Print the listing in its entirety and exactly, leaving out images.

--- Supplied entries ---

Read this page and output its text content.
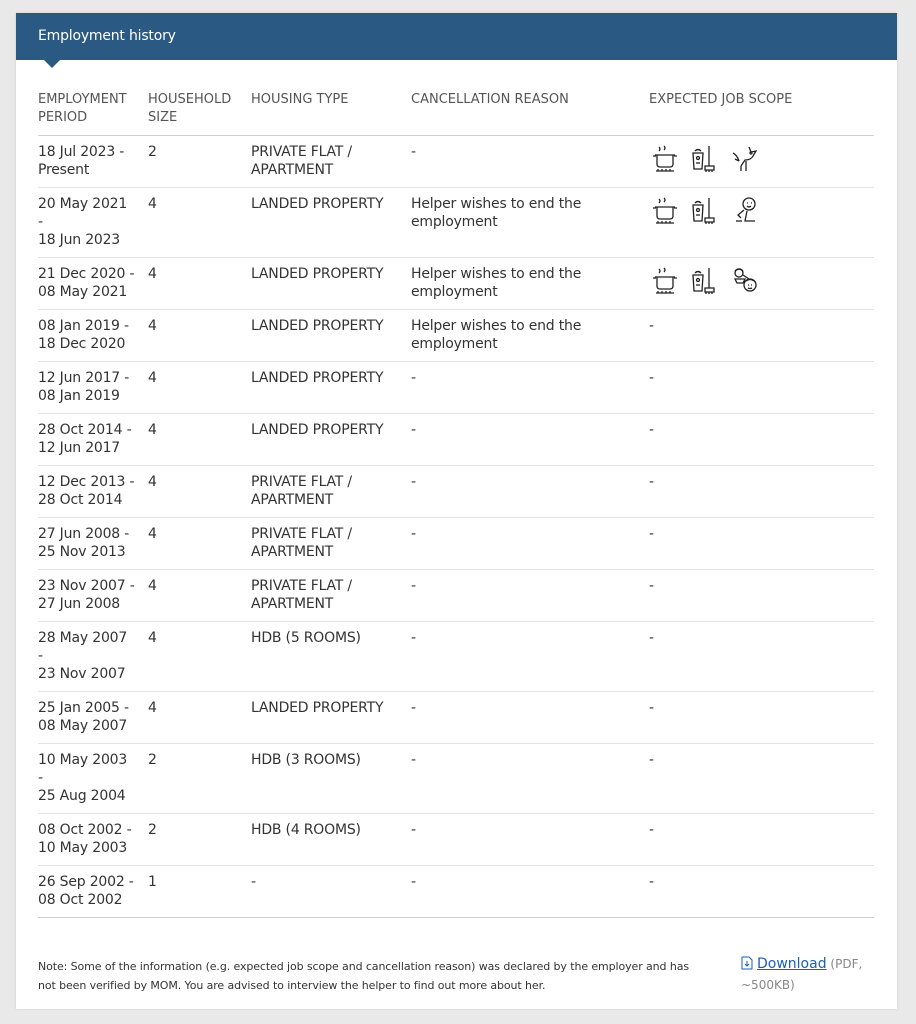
Employment history
EMPLOYMENT PERIOD	HOUSEHOLD SIZE	HOUSING TYPE	CANCELLATION REASON	EXPECTED JOB SCOPE

18 Jul 2023 -
Present	2	PRIVATE FLAT / APARTMENT	-	

20 May 2021
-
18 Jun 2023	4	LANDED PROPERTY	Helper wishes to end the employment	

21 Dec 2020 -
08 May 2021	4	LANDED PROPERTY	Helper wishes to end the employment	

08 Jan 2019 -
18 Dec 2020	4	LANDED PROPERTY	Helper wishes to end the employment	-

12 Jun 2017 -
08 Jan 2019	4	LANDED PROPERTY	-	-

28 Oct 2014 -
12 Jun 2017	4	LANDED PROPERTY	-	-

12 Dec 2013 -
28 Oct 2014	4	PRIVATE FLAT / APARTMENT	-	-

27 Jun 2008 -
25 Nov 2013	4	PRIVATE FLAT / APARTMENT	-	-

23 Nov 2007 -
27 Jun 2008	4	PRIVATE FLAT / APARTMENT	-	-

28 May 2007
-
23 Nov 2007	4	HDB (5 ROOMS)	-	-

25 Jan 2005 -
08 May 2007	4	LANDED PROPERTY	-	-

10 May 2003
-
25 Aug 2004	2	HDB (3 ROOMS)	-	-

08 Oct 2002 -
10 May 2003	2	HDB (4 ROOMS)	-	-

26 Sep 2002 -
08 Oct 2002	1	-	-	-
Note: Some of the information (e.g. expected job scope and cancellation reason) was declared by the employer and has not been verified by MOM. You are advised to interview the helper to find out more about her.
Download (PDF, ~500KB)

---

• [Response to this exercise]:
Read this page and output its text content.
Employment history
EMPLOYMENT PERIOD	HOUSEHOLD SIZE	HOUSING TYPE	CANCELLATION REASON	EXPECTED JOB SCOPE

18 Jul 2023 -
Present	2	PRIVATE FLAT / APARTMENT	-	

20 May 2021
-
18 Jun 2023	4	LANDED PROPERTY	Helper wishes to end the employment	

21 Dec 2020 -
08 May 2021	4	LANDED PROPERTY	Helper wishes to end the employment	

08 Jan 2019 -
18 Dec 2020	4	LANDED PROPERTY	Helper wishes to end the employment	-

12 Jun 2017 -
08 Jan 2019	4	LANDED PROPERTY	-	-

28 Oct 2014 -
12 Jun 2017	4	LANDED PROPERTY	-	-

12 Dec 2013 -
28 Oct 2014	4	PRIVATE FLAT / APARTMENT	-	-

27 Jun 2008 -
25 Nov 2013	4	PRIVATE FLAT / APARTMENT	-	-

23 Nov 2007 -
27 Jun 2008	4	PRIVATE FLAT / APARTMENT	-	-

28 May 2007
-
23 Nov 2007	4	HDB (5 ROOMS)	-	-

25 Jan 2005 -
08 May 2007	4	LANDED PROPERTY	-	-

10 May 2003
-
25 Aug 2004	2	HDB (3 ROOMS)	-	-

08 Oct 2002 -
10 May 2003	2	HDB (4 ROOMS)	-	-

26 Sep 2002 -
08 Oct 2002	1	-	-	-
Note: Some of the information (e.g. expected job scope and cancellation reason) was declared by the employer and has not been verified by MOM. You are advised to interview the helper to find out more about her.
Download (PDF, ~500KB)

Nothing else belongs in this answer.